What you are asked to do: Search the material for the word "title" and report each line where it turns up.

Material shown:
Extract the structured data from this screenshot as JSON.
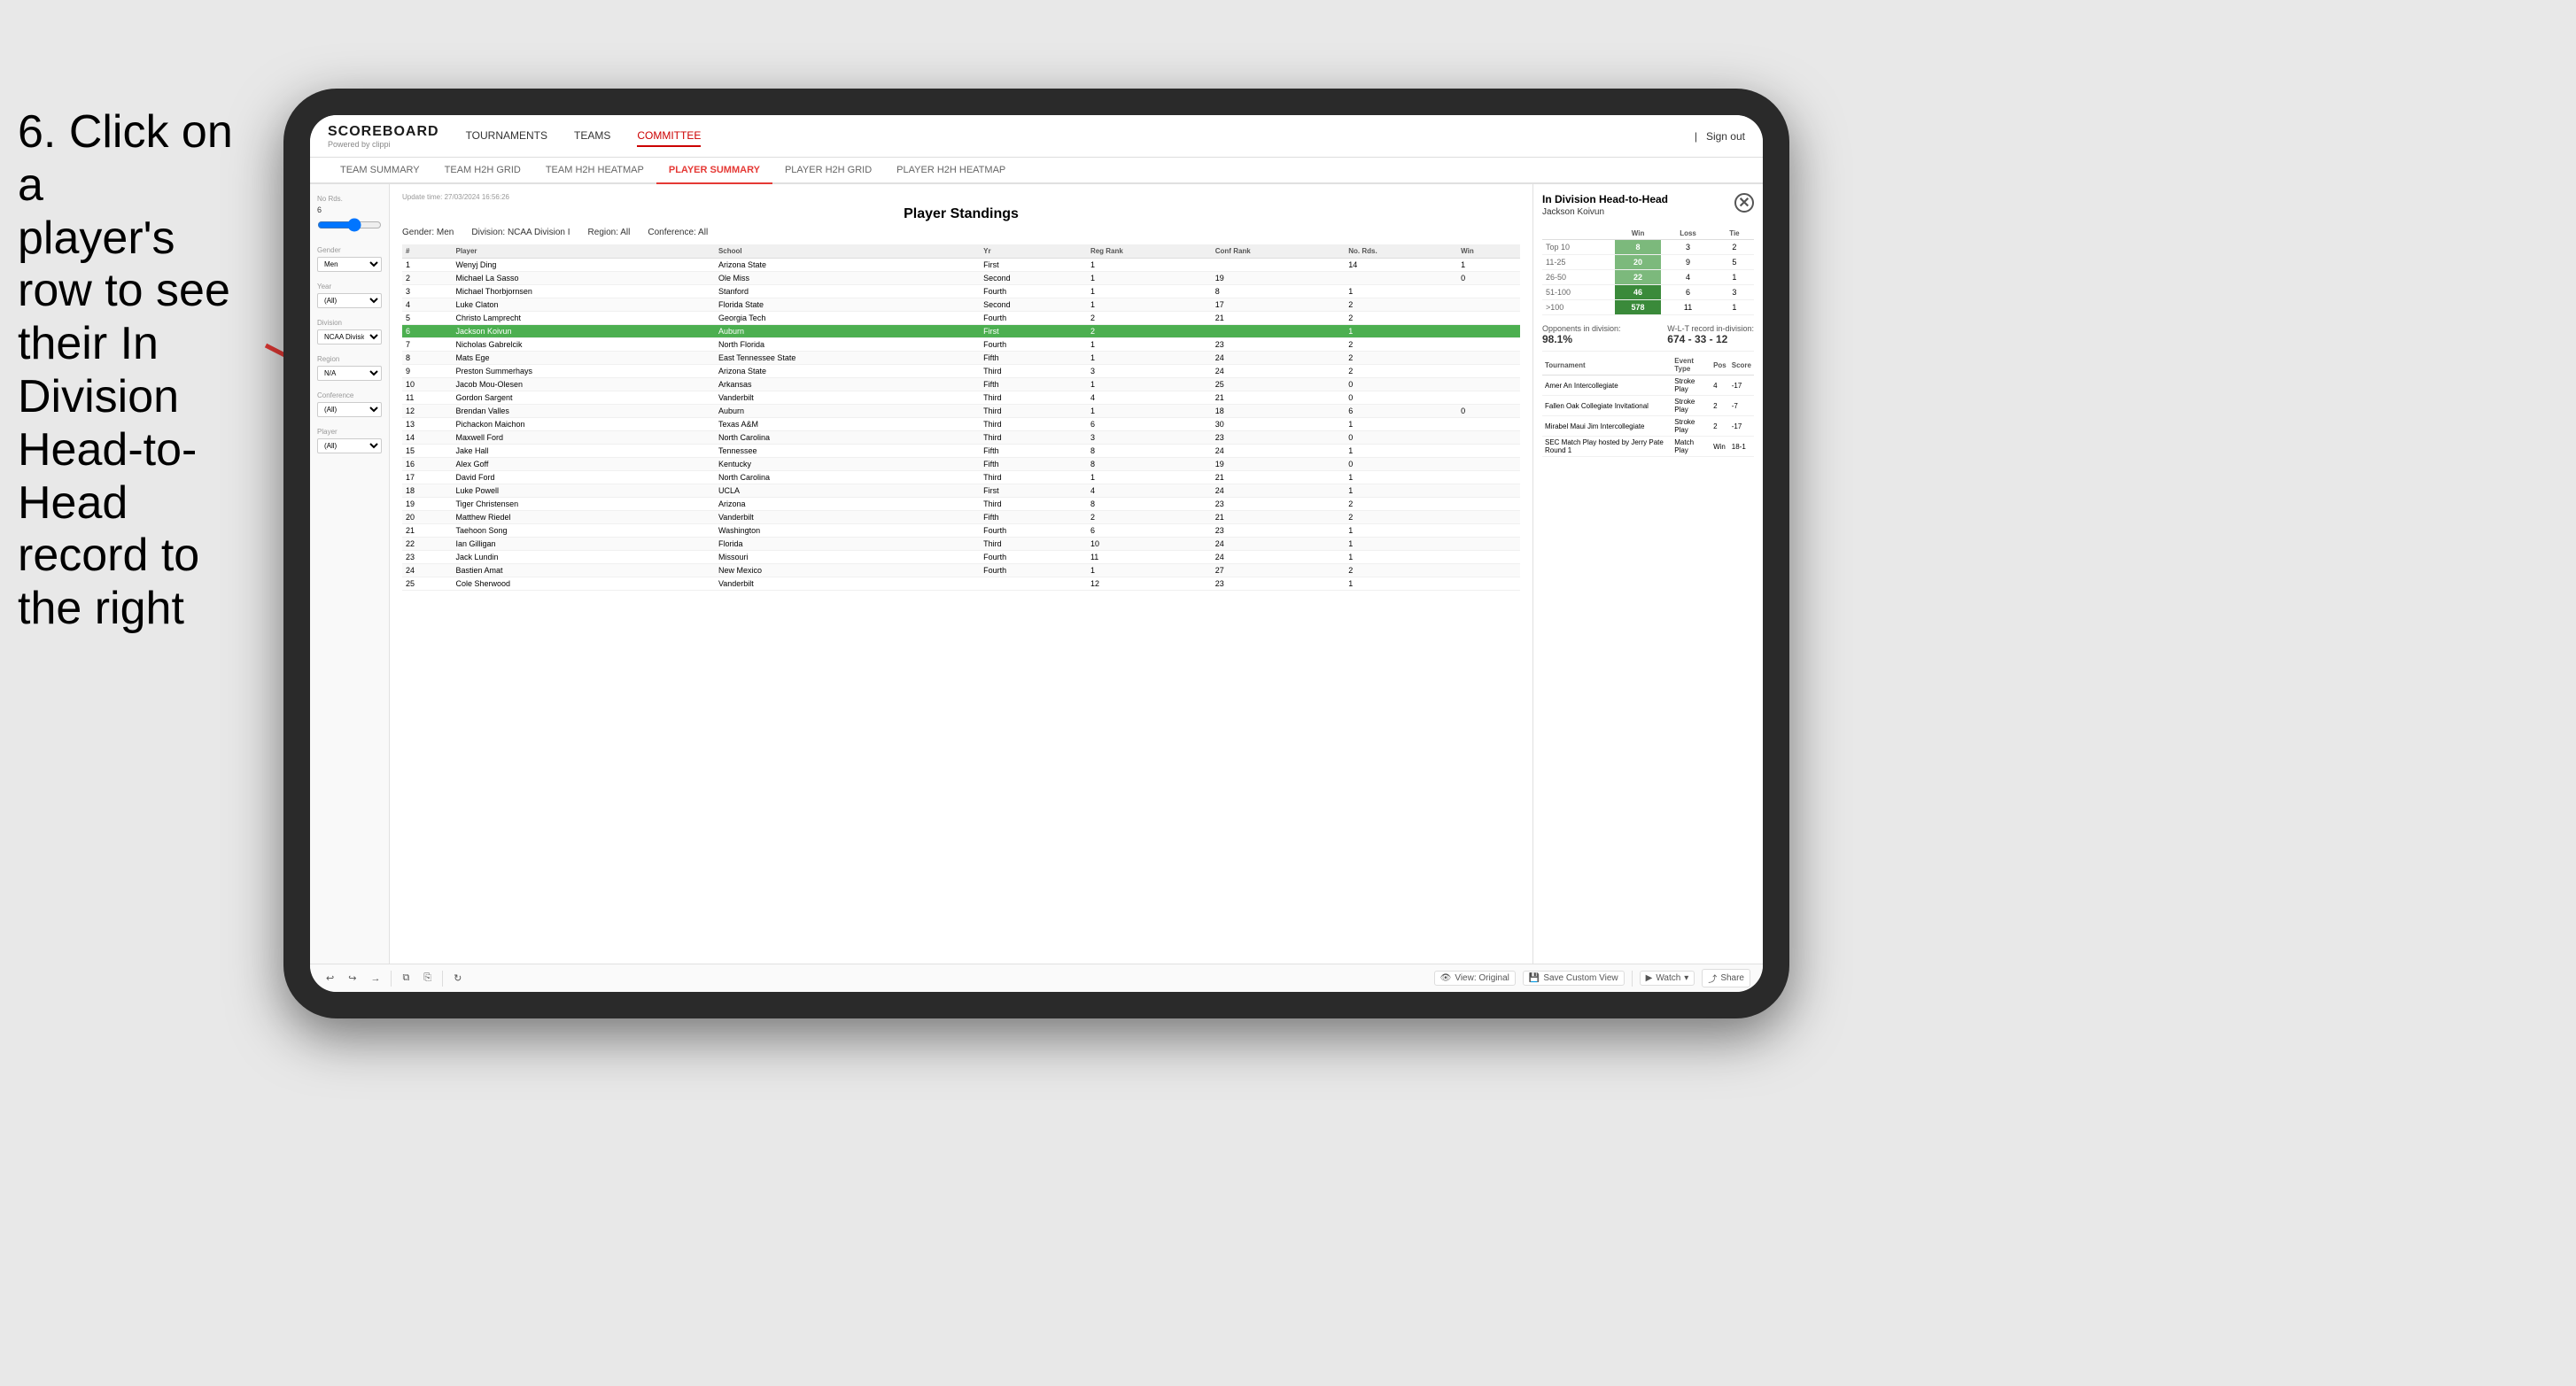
{
  "instruction": {
    "line1": "6. Click on a",
    "line2": "player's row to see",
    "line3": "their In Division",
    "line4": "Head-to-Head",
    "line5": "record to the right"
  },
  "nav": {
    "logo": "SCOREBOARD",
    "logo_sub": "Powered by clippi",
    "links": [
      "TOURNAMENTS",
      "TEAMS",
      "COMMITTEE"
    ],
    "sign_out": "Sign out"
  },
  "sub_nav": {
    "items": [
      "TEAM SUMMARY",
      "TEAM H2H GRID",
      "TEAM H2H HEATMAP",
      "PLAYER SUMMARY",
      "PLAYER H2H GRID",
      "PLAYER H2H HEATMAP"
    ]
  },
  "sidebar": {
    "no_rds_label": "No Rds.",
    "no_rds_value": "6",
    "gender_label": "Gender",
    "gender_value": "Men",
    "year_label": "Year",
    "year_value": "(All)",
    "division_label": "Division",
    "division_value": "NCAA Division I",
    "region_label": "Region",
    "region_value": "N/A",
    "conference_label": "Conference",
    "conference_value": "(All)",
    "player_label": "Player",
    "player_value": "(All)"
  },
  "panel": {
    "update_time": "Update time: 27/03/2024 16:56:26",
    "title": "Player Standings",
    "filters": {
      "gender": "Gender: Men",
      "division": "Division: NCAA Division I",
      "region": "Region: All",
      "conference": "Conference: All"
    },
    "table_headers": [
      "#",
      "Player",
      "School",
      "Yr",
      "Reg Rank",
      "Conf Rank",
      "No. Rds.",
      "Win"
    ],
    "rows": [
      {
        "num": 1,
        "player": "Wenyj Ding",
        "school": "Arizona State",
        "yr": "First",
        "reg": 1,
        "conf": "",
        "rds": 14,
        "win": 1
      },
      {
        "num": 2,
        "player": "Michael La Sasso",
        "school": "Ole Miss",
        "yr": "Second",
        "reg": 1,
        "conf": 19,
        "rds": "",
        "win": 0
      },
      {
        "num": 3,
        "player": "Michael Thorbjornsen",
        "school": "Stanford",
        "yr": "Fourth",
        "reg": 1,
        "conf": 8,
        "rds": 1,
        "win": ""
      },
      {
        "num": 4,
        "player": "Luke Claton",
        "school": "Florida State",
        "yr": "Second",
        "reg": 1,
        "conf": 17,
        "rds": 2,
        "win": ""
      },
      {
        "num": 5,
        "player": "Christo Lamprecht",
        "school": "Georgia Tech",
        "yr": "Fourth",
        "reg": 2,
        "conf": 21,
        "rds": 2,
        "win": ""
      },
      {
        "num": 6,
        "player": "Jackson Koivun",
        "school": "Auburn",
        "yr": "First",
        "reg": 2,
        "conf": "",
        "rds": 1,
        "win": "",
        "highlighted": true
      },
      {
        "num": 7,
        "player": "Nicholas Gabrelcik",
        "school": "North Florida",
        "yr": "Fourth",
        "reg": 1,
        "conf": 23,
        "rds": 2,
        "win": ""
      },
      {
        "num": 8,
        "player": "Mats Ege",
        "school": "East Tennessee State",
        "yr": "Fifth",
        "reg": 1,
        "conf": 24,
        "rds": 2,
        "win": ""
      },
      {
        "num": 9,
        "player": "Preston Summerhays",
        "school": "Arizona State",
        "yr": "Third",
        "reg": 3,
        "conf": 24,
        "rds": 2,
        "win": ""
      },
      {
        "num": 10,
        "player": "Jacob Mou-Olesen",
        "school": "Arkansas",
        "yr": "Fifth",
        "reg": 1,
        "conf": 25,
        "rds": 0,
        "win": ""
      },
      {
        "num": 11,
        "player": "Gordon Sargent",
        "school": "Vanderbilt",
        "yr": "Third",
        "reg": 4,
        "conf": 21,
        "rds": 0,
        "win": ""
      },
      {
        "num": 12,
        "player": "Brendan Valles",
        "school": "Auburn",
        "yr": "Third",
        "reg": 1,
        "conf": 18,
        "rds": 6,
        "win": 0
      },
      {
        "num": 13,
        "player": "Pichackon Maichon",
        "school": "Texas A&M",
        "yr": "Third",
        "reg": 6,
        "conf": 30,
        "rds": 1,
        "win": ""
      },
      {
        "num": 14,
        "player": "Maxwell Ford",
        "school": "North Carolina",
        "yr": "Third",
        "reg": 3,
        "conf": 23,
        "rds": 0,
        "win": ""
      },
      {
        "num": 15,
        "player": "Jake Hall",
        "school": "Tennessee",
        "yr": "Fifth",
        "reg": 8,
        "conf": 24,
        "rds": 1,
        "win": ""
      },
      {
        "num": 16,
        "player": "Alex Goff",
        "school": "Kentucky",
        "yr": "Fifth",
        "reg": 8,
        "conf": 19,
        "rds": 0,
        "win": ""
      },
      {
        "num": 17,
        "player": "David Ford",
        "school": "North Carolina",
        "yr": "Third",
        "reg": 1,
        "conf": 21,
        "rds": 1,
        "win": ""
      },
      {
        "num": 18,
        "player": "Luke Powell",
        "school": "UCLA",
        "yr": "First",
        "reg": 4,
        "conf": 24,
        "rds": 1,
        "win": ""
      },
      {
        "num": 19,
        "player": "Tiger Christensen",
        "school": "Arizona",
        "yr": "Third",
        "reg": 8,
        "conf": 23,
        "rds": 2,
        "win": ""
      },
      {
        "num": 20,
        "player": "Matthew Riedel",
        "school": "Vanderbilt",
        "yr": "Fifth",
        "reg": 2,
        "conf": 21,
        "rds": 2,
        "win": ""
      },
      {
        "num": 21,
        "player": "Taehoon Song",
        "school": "Washington",
        "yr": "Fourth",
        "reg": 6,
        "conf": 23,
        "rds": 1,
        "win": ""
      },
      {
        "num": 22,
        "player": "Ian Gilligan",
        "school": "Florida",
        "yr": "Third",
        "reg": 10,
        "conf": 24,
        "rds": 1,
        "win": ""
      },
      {
        "num": 23,
        "player": "Jack Lundin",
        "school": "Missouri",
        "yr": "Fourth",
        "reg": 11,
        "conf": 24,
        "rds": 1,
        "win": ""
      },
      {
        "num": 24,
        "player": "Bastien Amat",
        "school": "New Mexico",
        "yr": "Fourth",
        "reg": 1,
        "conf": 27,
        "rds": 2,
        "win": ""
      },
      {
        "num": 25,
        "player": "Cole Sherwood",
        "school": "Vanderbilt",
        "yr": "",
        "reg": 12,
        "conf": 23,
        "rds": 1,
        "win": ""
      }
    ]
  },
  "right_panel": {
    "title": "In Division Head-to-Head",
    "player_name": "Jackson Koivun",
    "table_headers": [
      "",
      "Win",
      "Loss",
      "Tie"
    ],
    "rows": [
      {
        "range": "Top 10",
        "win": 8,
        "loss": 3,
        "tie": 2,
        "win_level": "medium"
      },
      {
        "range": "11-25",
        "win": 20,
        "loss": 9,
        "tie": 5,
        "win_level": "medium"
      },
      {
        "range": "26-50",
        "win": 22,
        "loss": 4,
        "tie": 1,
        "win_level": "medium"
      },
      {
        "range": "51-100",
        "win": 46,
        "loss": 6,
        "tie": 3,
        "win_level": "dark"
      },
      {
        "range": ">100",
        "win": 578,
        "loss": 11,
        "tie": 1,
        "win_level": "dark"
      }
    ],
    "opponents_label": "Opponents in division:",
    "opponents_pct": "98.1%",
    "wlt_label": "W-L-T record in-division:",
    "wlt_value": "674 - 33 - 12",
    "tournament_headers": [
      "Tournament",
      "Event Type",
      "Pos",
      "Score"
    ],
    "tournaments": [
      {
        "name": "Amer An Intercollegiate",
        "type": "Stroke Play",
        "pos": 4,
        "score": "-17"
      },
      {
        "name": "Fallen Oak Collegiate Invitational",
        "type": "Stroke Play",
        "pos": 2,
        "score": "-7"
      },
      {
        "name": "Mirabel Maui Jim Intercollegiate",
        "type": "Stroke Play",
        "pos": 2,
        "score": "-17"
      },
      {
        "name": "SEC Match Play hosted by Jerry Pate Round 1",
        "type": "Match Play",
        "pos": "Win",
        "score": "18-1"
      }
    ]
  },
  "toolbar": {
    "view_original": "View: Original",
    "save_custom": "Save Custom View",
    "watch": "Watch",
    "share": "Share"
  }
}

Response to this exercise:
    "title": "Player Standings",
    "title": "In Division Head-to-Head",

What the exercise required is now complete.